__THE PROBLEM__: Using the data below, return every line that holds the word "protein".

** Opening THE DATA block **

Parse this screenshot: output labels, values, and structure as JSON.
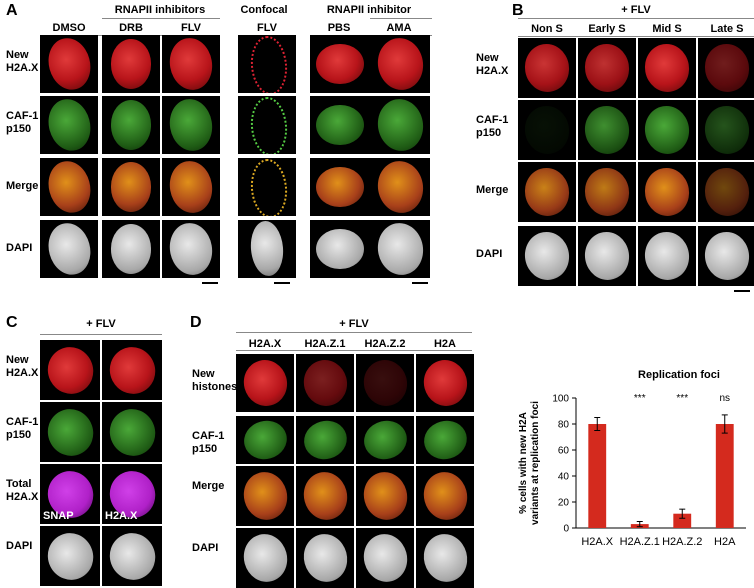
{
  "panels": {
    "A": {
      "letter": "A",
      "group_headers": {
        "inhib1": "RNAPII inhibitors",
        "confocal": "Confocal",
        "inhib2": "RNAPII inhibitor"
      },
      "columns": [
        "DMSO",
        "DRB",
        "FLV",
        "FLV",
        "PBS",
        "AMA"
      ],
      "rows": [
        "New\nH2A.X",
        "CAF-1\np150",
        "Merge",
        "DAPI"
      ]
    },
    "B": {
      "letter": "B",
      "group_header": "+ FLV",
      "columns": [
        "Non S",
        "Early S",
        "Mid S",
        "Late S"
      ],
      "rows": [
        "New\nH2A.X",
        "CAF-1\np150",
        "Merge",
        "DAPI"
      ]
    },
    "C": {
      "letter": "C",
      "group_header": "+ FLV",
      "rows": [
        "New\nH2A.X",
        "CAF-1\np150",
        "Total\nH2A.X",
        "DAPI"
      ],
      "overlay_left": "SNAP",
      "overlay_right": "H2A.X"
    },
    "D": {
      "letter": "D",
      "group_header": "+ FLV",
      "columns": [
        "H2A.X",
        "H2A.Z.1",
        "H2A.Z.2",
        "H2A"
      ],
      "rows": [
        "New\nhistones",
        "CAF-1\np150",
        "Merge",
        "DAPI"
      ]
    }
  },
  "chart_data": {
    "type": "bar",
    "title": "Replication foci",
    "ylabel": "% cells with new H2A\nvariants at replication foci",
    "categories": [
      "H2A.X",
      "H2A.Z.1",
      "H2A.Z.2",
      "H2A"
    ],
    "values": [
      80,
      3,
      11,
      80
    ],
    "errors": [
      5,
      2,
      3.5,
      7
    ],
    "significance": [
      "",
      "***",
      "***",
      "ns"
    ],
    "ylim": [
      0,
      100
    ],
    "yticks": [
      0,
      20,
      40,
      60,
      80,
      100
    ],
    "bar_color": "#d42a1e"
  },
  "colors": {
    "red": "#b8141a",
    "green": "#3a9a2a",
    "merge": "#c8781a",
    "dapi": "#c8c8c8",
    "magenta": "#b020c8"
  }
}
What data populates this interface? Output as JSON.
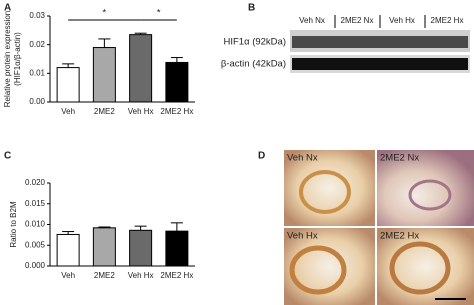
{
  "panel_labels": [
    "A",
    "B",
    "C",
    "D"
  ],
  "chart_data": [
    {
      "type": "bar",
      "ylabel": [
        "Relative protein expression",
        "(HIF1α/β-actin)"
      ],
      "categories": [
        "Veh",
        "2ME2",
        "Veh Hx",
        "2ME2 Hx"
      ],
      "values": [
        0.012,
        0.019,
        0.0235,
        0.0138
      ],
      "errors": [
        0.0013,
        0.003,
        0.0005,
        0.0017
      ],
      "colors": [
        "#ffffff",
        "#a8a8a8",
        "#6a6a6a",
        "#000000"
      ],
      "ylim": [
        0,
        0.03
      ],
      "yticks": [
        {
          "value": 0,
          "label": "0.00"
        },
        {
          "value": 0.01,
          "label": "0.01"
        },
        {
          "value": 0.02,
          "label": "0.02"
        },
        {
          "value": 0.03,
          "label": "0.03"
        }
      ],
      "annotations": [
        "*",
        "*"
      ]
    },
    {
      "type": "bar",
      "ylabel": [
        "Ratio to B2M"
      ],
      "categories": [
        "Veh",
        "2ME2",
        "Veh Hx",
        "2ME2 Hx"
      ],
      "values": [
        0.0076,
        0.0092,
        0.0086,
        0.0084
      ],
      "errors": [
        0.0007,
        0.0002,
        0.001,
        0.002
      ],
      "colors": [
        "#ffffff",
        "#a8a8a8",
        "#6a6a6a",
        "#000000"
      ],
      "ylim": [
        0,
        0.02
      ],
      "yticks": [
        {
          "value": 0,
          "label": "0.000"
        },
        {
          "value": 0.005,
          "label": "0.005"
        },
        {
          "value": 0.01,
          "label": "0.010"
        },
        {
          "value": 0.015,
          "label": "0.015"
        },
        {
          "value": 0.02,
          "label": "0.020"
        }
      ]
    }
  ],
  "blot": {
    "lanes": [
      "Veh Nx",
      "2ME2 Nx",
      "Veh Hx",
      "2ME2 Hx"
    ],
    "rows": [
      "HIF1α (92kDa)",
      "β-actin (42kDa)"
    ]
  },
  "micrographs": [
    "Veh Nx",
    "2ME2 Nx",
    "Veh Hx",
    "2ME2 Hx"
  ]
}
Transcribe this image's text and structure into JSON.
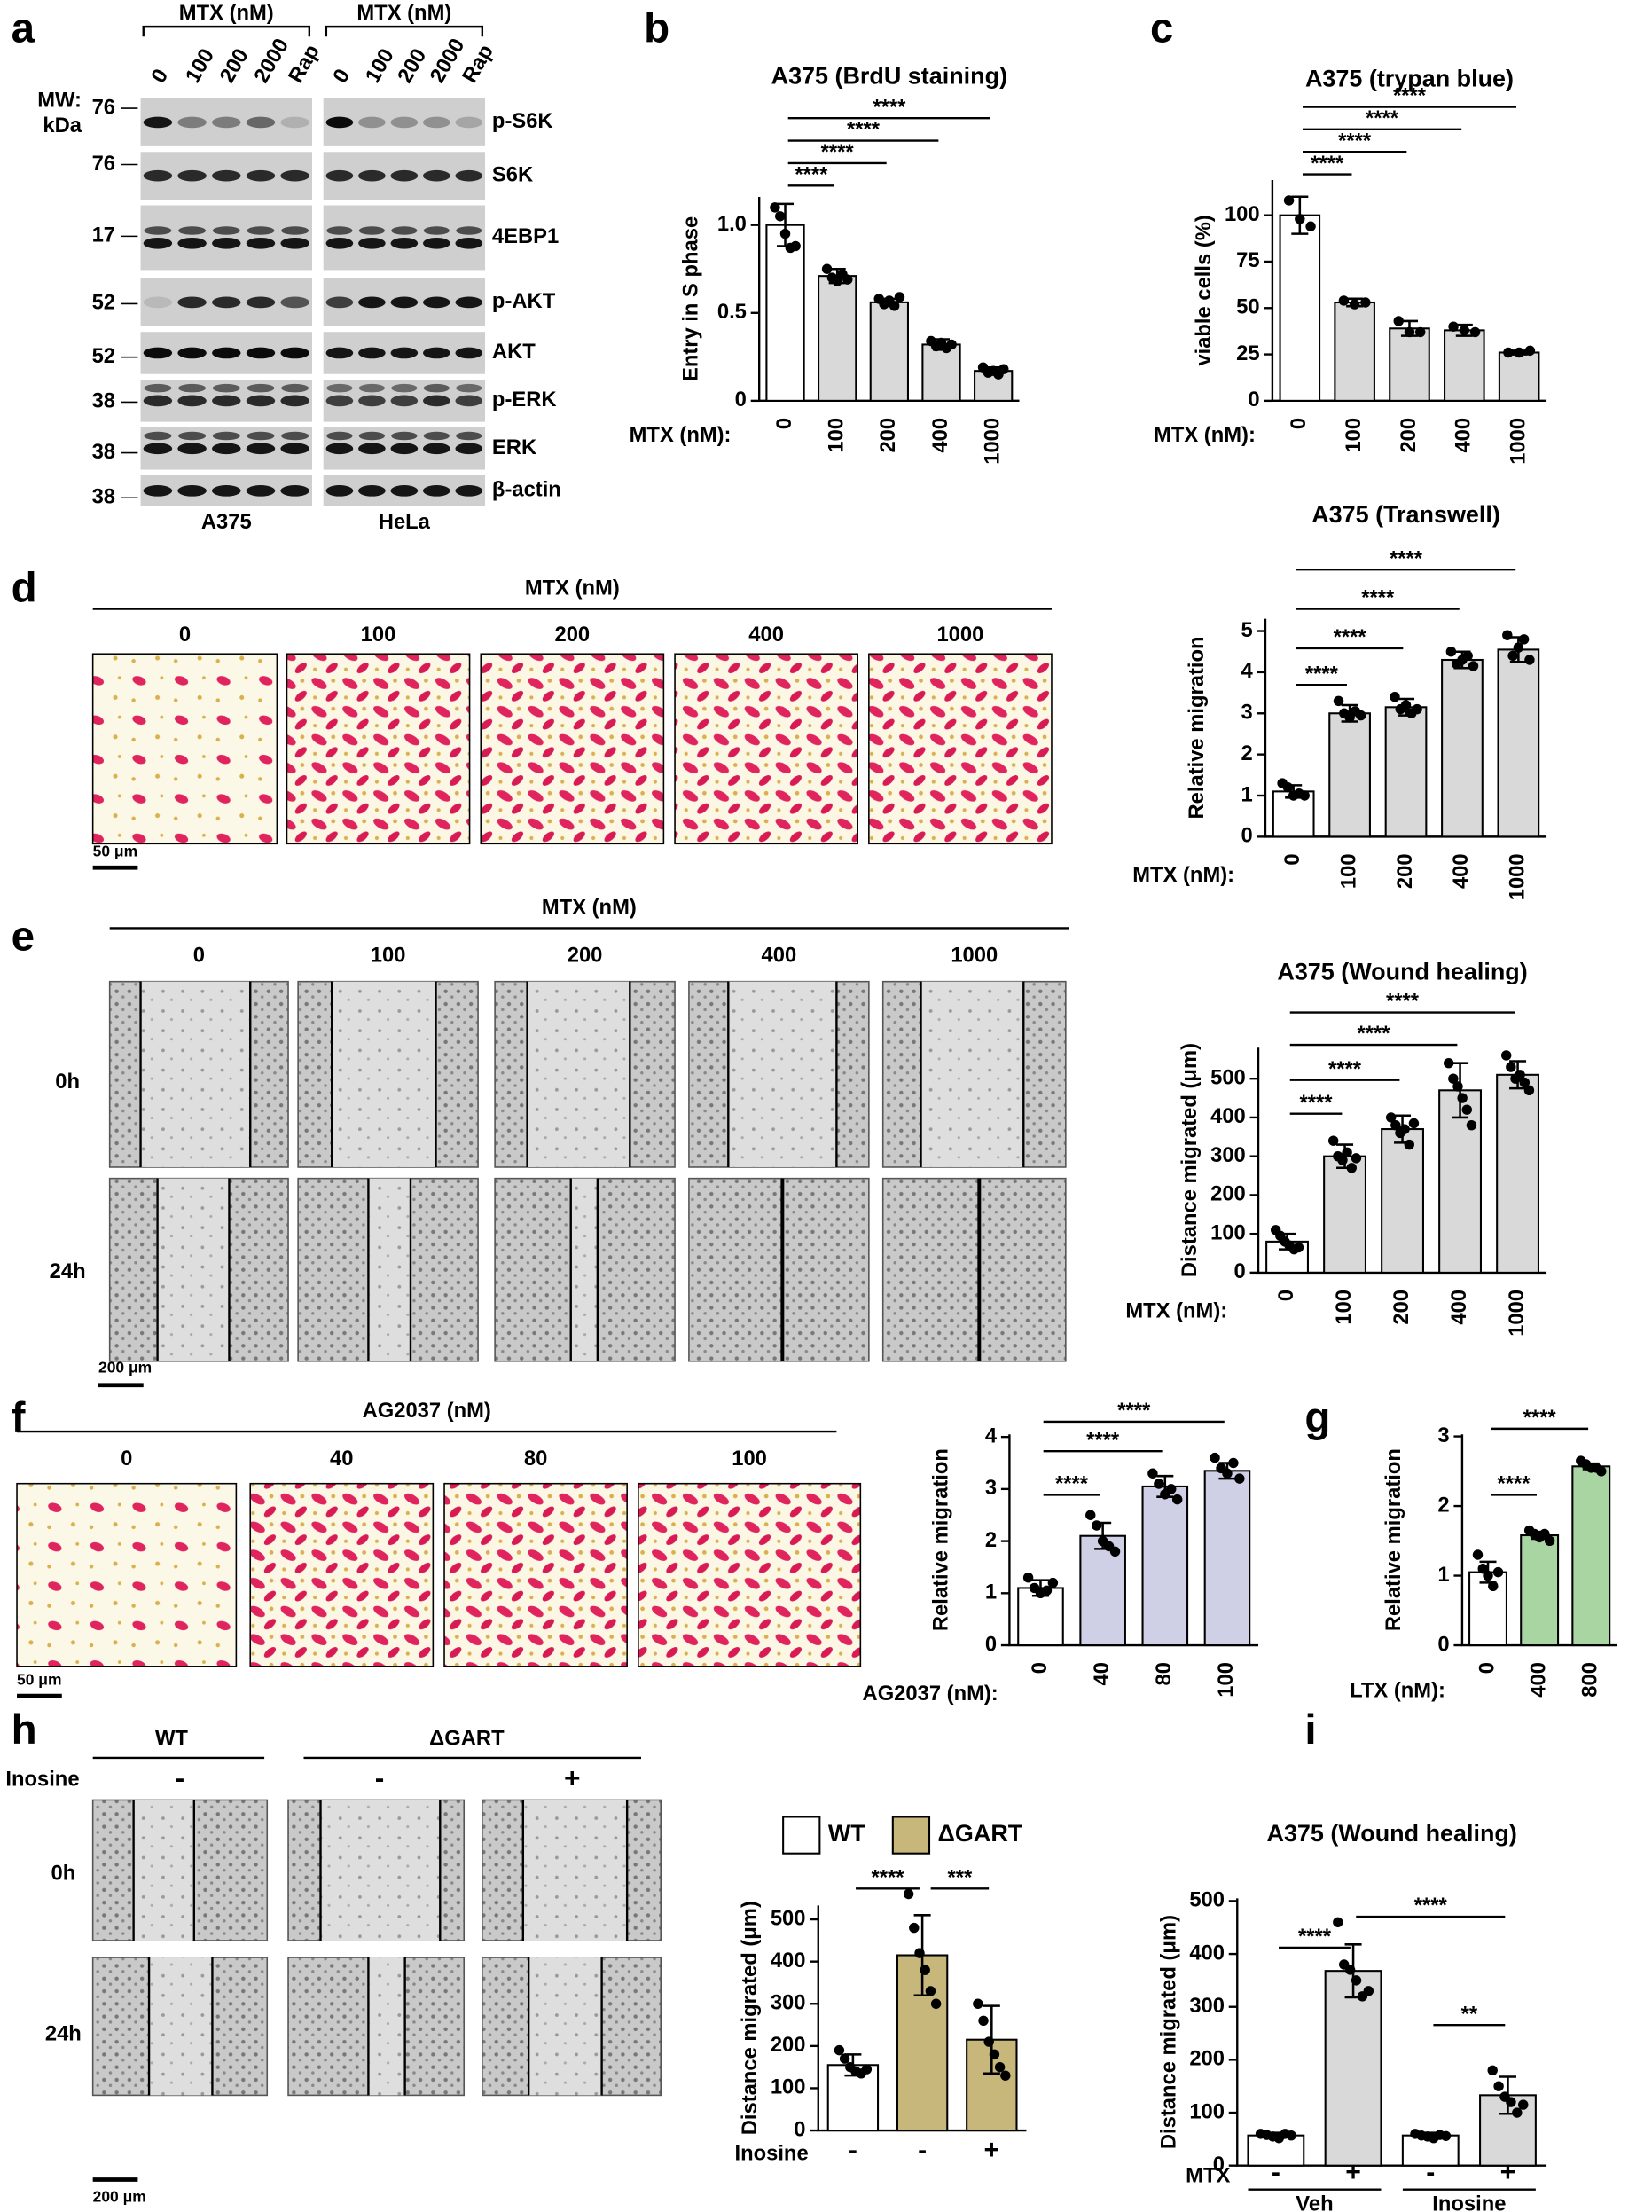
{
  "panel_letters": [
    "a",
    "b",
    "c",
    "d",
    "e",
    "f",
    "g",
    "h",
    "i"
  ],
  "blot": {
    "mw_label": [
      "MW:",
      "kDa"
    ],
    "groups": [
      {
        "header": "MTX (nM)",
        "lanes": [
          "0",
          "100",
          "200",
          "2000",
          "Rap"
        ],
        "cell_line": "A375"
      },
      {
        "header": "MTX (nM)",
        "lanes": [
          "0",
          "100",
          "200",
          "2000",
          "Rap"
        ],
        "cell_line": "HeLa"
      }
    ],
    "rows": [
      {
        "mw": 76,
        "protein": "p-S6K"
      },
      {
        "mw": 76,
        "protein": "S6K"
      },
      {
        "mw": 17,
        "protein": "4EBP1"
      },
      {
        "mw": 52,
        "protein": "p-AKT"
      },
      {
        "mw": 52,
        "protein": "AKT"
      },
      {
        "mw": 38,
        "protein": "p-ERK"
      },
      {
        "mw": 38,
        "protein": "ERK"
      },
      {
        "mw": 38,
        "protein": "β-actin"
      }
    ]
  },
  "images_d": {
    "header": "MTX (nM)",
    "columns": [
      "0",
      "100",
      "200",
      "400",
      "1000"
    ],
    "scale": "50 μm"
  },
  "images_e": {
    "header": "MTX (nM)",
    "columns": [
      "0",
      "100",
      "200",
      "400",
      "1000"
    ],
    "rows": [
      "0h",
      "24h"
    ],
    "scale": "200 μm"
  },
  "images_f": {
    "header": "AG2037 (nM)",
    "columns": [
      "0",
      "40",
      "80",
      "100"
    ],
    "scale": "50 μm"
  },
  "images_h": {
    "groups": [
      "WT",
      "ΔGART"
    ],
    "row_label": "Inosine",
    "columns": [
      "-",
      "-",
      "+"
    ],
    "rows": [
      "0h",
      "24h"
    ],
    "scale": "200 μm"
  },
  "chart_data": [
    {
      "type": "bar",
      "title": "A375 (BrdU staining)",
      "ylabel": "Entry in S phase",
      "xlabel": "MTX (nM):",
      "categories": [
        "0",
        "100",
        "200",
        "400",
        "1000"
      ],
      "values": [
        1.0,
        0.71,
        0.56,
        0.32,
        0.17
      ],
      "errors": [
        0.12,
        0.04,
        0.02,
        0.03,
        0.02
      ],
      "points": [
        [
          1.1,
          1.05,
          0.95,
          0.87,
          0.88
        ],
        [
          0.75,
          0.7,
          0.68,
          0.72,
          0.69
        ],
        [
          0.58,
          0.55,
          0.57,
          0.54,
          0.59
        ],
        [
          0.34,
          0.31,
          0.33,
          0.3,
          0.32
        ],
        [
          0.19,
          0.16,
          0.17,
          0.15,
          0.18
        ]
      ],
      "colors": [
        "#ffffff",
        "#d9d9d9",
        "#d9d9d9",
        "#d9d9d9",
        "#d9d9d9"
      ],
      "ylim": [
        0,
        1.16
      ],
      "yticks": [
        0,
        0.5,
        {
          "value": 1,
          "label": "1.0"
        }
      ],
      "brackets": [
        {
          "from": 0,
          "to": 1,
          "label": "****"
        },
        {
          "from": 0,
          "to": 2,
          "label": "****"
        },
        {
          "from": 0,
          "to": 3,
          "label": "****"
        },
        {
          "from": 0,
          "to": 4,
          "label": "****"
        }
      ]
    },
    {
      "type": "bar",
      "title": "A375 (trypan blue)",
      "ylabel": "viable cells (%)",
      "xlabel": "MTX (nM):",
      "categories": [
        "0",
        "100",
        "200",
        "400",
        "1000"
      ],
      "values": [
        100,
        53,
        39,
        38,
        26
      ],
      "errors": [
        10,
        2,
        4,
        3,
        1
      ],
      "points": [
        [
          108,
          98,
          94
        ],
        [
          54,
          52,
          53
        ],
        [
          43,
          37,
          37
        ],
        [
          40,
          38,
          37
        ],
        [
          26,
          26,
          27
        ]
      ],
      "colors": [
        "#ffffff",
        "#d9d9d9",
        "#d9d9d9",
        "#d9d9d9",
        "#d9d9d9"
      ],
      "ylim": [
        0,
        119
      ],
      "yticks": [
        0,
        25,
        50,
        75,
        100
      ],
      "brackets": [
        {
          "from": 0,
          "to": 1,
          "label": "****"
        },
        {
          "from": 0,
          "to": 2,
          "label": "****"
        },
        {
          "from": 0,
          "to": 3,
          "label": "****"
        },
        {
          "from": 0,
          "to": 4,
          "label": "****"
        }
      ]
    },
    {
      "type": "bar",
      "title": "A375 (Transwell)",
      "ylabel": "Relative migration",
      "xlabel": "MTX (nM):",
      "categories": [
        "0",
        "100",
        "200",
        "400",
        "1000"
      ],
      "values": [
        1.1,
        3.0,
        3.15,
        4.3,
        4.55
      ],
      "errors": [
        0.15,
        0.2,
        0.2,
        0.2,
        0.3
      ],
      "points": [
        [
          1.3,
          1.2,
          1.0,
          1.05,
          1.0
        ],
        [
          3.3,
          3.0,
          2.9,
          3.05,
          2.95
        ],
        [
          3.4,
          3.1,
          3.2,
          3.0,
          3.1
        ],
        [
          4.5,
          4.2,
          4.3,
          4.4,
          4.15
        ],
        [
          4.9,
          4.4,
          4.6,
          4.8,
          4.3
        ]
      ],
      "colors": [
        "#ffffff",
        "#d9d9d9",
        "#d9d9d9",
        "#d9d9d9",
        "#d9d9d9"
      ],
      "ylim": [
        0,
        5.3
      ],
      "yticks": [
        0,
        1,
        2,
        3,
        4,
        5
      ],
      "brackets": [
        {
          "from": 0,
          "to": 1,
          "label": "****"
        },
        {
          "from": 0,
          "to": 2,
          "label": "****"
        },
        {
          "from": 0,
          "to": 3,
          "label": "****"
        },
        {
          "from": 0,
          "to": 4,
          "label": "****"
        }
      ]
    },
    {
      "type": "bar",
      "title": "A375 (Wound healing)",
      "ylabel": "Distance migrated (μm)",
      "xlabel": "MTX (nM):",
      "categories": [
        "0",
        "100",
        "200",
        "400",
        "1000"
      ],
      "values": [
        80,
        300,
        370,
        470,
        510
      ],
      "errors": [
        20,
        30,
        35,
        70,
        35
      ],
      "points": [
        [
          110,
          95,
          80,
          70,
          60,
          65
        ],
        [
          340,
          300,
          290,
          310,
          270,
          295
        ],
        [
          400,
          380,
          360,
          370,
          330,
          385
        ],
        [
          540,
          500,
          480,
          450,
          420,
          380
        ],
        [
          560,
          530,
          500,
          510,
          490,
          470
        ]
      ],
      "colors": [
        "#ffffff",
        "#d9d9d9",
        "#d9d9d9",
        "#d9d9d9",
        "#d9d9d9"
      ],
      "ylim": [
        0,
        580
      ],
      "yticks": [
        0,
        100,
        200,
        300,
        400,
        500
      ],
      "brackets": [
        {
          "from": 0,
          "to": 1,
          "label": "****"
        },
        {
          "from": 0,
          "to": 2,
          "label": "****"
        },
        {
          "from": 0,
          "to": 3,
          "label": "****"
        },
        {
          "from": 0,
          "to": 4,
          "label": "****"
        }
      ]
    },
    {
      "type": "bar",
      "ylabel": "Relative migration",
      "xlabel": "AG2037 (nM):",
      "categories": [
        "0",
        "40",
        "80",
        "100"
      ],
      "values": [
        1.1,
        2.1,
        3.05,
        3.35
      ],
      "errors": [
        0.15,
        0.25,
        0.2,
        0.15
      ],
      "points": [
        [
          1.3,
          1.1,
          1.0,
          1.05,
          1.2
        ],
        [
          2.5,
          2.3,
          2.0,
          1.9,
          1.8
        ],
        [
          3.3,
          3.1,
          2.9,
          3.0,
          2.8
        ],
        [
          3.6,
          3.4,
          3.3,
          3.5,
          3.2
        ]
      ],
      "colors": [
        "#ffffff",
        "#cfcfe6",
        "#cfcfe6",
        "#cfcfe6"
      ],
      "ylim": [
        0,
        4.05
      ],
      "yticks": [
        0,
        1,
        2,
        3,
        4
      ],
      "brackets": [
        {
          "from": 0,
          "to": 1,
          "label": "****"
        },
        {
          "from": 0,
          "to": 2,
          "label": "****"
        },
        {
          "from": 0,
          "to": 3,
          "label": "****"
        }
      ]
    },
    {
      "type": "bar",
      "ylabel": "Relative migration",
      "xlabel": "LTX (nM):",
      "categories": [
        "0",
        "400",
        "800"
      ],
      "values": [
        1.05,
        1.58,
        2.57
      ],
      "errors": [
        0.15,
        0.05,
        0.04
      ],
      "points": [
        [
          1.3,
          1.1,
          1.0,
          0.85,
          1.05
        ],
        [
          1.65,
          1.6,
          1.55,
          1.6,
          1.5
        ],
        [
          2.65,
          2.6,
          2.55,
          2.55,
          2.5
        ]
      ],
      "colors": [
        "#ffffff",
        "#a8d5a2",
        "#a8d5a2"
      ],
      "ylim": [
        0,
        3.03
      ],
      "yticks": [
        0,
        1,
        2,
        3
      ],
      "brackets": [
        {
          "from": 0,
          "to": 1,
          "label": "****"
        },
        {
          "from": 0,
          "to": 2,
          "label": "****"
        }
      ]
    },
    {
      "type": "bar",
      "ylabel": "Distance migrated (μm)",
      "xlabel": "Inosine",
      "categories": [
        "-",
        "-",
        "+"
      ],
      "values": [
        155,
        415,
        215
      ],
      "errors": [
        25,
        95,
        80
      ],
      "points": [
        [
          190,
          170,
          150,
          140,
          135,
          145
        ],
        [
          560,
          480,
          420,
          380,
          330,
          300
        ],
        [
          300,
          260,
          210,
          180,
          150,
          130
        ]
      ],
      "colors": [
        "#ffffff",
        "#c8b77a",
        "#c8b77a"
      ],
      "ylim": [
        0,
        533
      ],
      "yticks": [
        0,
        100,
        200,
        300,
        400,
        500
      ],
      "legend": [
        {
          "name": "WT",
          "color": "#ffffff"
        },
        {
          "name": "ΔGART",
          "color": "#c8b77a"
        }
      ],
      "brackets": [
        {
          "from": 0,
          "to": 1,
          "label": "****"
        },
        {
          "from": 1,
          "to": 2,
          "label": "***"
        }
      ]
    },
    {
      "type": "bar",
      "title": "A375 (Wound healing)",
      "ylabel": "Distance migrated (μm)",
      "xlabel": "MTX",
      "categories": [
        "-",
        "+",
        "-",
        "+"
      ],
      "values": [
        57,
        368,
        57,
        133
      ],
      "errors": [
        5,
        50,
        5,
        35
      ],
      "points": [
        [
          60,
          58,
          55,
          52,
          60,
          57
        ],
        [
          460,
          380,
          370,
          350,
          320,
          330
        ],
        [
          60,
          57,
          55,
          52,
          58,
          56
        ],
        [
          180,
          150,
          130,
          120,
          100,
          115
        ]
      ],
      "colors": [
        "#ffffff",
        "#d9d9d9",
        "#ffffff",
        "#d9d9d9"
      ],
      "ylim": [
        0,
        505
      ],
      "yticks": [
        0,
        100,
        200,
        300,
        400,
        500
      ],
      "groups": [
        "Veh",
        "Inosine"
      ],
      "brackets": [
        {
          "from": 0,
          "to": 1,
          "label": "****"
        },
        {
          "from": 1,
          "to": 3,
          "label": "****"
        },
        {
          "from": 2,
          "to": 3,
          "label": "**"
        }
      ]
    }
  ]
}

** Closing THE DATA block **

__ANSWER BELOW__:
        "Relative protein expression",
        "protein": "p-S6K"
        "protein": "S6K"
        "protein": "4EBP1"
        "protein": "p-AKT"
        "protein": "AKT"
        "protein": "p-ERK"
        "protein": "ERK"
        "protein": "β-actin"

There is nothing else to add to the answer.